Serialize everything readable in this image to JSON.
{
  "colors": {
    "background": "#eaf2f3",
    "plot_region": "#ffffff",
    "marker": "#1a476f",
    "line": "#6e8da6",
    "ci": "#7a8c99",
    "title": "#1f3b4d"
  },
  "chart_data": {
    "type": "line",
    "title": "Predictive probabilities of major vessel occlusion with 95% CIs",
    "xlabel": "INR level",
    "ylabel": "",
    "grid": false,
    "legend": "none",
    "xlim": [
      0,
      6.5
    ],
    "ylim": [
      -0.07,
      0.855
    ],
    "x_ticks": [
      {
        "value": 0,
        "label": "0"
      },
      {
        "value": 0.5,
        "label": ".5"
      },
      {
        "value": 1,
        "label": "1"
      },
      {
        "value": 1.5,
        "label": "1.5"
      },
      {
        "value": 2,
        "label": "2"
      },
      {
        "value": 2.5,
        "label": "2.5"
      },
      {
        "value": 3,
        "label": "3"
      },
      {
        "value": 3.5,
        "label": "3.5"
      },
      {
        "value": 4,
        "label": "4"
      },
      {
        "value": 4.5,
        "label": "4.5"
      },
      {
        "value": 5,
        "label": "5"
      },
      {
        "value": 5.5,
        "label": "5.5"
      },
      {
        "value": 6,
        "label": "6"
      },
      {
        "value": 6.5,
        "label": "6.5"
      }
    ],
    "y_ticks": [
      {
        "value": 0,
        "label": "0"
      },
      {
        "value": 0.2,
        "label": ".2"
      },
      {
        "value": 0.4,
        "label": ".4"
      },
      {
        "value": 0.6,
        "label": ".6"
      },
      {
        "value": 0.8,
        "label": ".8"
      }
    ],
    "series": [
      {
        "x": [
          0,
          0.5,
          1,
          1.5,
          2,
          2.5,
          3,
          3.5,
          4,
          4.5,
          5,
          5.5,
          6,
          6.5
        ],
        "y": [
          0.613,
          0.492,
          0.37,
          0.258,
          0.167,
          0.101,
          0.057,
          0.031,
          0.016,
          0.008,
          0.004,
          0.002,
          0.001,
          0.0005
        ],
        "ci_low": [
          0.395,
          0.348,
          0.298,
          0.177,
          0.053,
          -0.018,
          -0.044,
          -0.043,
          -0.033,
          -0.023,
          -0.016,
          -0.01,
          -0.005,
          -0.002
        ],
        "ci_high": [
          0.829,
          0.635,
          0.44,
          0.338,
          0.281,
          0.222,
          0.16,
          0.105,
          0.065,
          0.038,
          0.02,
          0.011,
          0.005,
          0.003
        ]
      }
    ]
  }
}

● To be done
Select every line of the records holding the string "title".

● Task result
    "title": "#1f3b4d"
    "title": "Predictive probabilities of major vessel occlusion with 95% CIs",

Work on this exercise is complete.